**STATED PROBLEM:** Would it be possible to write out each entry below exactly, without the pictures?

......

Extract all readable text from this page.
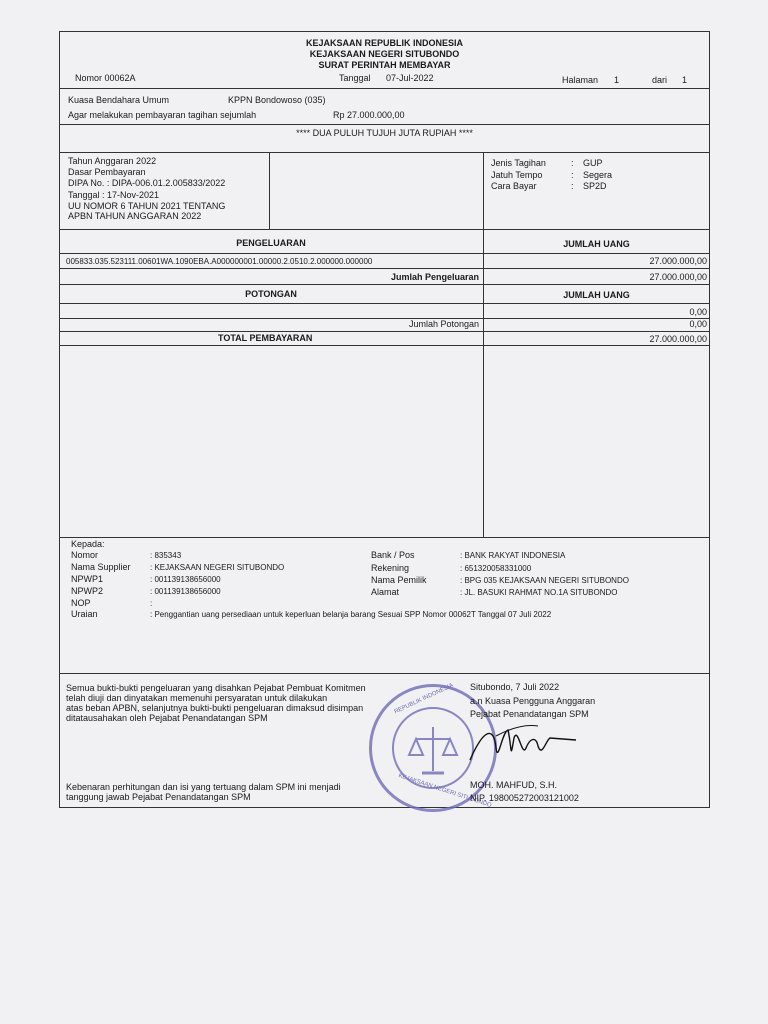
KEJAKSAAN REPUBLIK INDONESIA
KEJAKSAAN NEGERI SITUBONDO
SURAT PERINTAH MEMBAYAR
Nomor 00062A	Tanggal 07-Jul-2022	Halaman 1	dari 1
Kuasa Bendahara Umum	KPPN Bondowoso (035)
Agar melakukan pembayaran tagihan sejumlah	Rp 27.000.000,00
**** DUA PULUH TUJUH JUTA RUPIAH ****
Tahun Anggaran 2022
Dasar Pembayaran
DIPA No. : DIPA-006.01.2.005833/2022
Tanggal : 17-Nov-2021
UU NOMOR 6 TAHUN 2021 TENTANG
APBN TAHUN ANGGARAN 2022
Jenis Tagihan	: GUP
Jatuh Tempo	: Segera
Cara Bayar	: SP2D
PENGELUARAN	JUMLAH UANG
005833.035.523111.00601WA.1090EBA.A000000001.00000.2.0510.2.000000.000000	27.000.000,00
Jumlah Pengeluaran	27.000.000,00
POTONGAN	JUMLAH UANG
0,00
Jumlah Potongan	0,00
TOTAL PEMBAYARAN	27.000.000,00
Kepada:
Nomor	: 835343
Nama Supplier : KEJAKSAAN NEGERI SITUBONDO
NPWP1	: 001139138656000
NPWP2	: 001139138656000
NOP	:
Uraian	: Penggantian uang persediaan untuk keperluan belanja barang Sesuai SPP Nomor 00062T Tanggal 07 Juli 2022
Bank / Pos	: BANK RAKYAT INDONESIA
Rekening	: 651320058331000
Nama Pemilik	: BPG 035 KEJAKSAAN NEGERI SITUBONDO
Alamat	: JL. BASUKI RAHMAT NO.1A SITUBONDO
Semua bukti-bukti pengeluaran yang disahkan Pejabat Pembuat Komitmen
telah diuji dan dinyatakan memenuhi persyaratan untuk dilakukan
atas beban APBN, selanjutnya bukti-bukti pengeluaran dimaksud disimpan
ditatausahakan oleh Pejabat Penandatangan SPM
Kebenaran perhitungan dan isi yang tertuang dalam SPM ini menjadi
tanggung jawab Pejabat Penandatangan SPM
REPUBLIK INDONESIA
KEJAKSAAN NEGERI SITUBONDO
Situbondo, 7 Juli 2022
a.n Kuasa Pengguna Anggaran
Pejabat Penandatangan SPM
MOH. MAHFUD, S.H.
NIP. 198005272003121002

......

**OUTPUT BELOW:**
Extract all readable text from this page.
KEJAKSAAN REPUBLIK INDONESIA
KEJAKSAAN NEGERI SITUBONDO
SURAT PERINTAH MEMBAYAR
Nomor 00062A	Tanggal 07-Jul-2022	Halaman 1	dari 1
Kuasa Bendahara Umum	KPPN Bondowoso (035)
Agar melakukan pembayaran tagihan sejumlah	Rp 27.000.000,00
**** DUA PULUH TUJUH JUTA RUPIAH ****
Tahun Anggaran 2022
Dasar Pembayaran
DIPA No. : DIPA-006.01.2.005833/2022
Tanggal : 17-Nov-2021
UU NOMOR 6 TAHUN 2021 TENTANG
APBN TAHUN ANGGARAN 2022
Jenis Tagihan	: GUP
Jatuh Tempo	: Segera
Cara Bayar	: SP2D
PENGELUARAN	JUMLAH UANG
005833.035.523111.00601WA.1090EBA.A000000001.00000.2.0510.2.000000.000000	27.000.000,00
Jumlah Pengeluaran	27.000.000,00
POTONGAN	JUMLAH UANG
0,00
Jumlah Potongan	0,00
TOTAL PEMBAYARAN	27.000.000,00
Kepada:
Nomor	: 835343
Nama Supplier : KEJAKSAAN NEGERI SITUBONDO
NPWP1	: 001139138656000
NPWP2	: 001139138656000
NOP	:
Uraian	: Penggantian uang persediaan untuk keperluan belanja barang Sesuai SPP Nomor 00062T Tanggal 07 Juli 2022
Bank / Pos	: BANK RAKYAT INDONESIA
Rekening	: 651320058331000
Nama Pemilik	: BPG 035 KEJAKSAAN NEGERI SITUBONDO
Alamat	: JL. BASUKI RAHMAT NO.1A SITUBONDO
Semua bukti-bukti pengeluaran yang disahkan Pejabat Pembuat Komitmen
telah diuji dan dinyatakan memenuhi persyaratan untuk dilakukan
atas beban APBN, selanjutnya bukti-bukti pengeluaran dimaksud disimpan
ditatausahakan oleh Pejabat Penandatangan SPM
Kebenaran perhitungan dan isi yang tertuang dalam SPM ini menjadi
tanggung jawab Pejabat Penandatangan SPM
REPUBLIK INDONESIA
KEJAKSAAN NEGERI SITUBONDO
Situbondo, 7 Juli 2022
a.n Kuasa Pengguna Anggaran
Pejabat Penandatangan SPM
MOH. MAHFUD, S.H.
NIP. 198005272003121002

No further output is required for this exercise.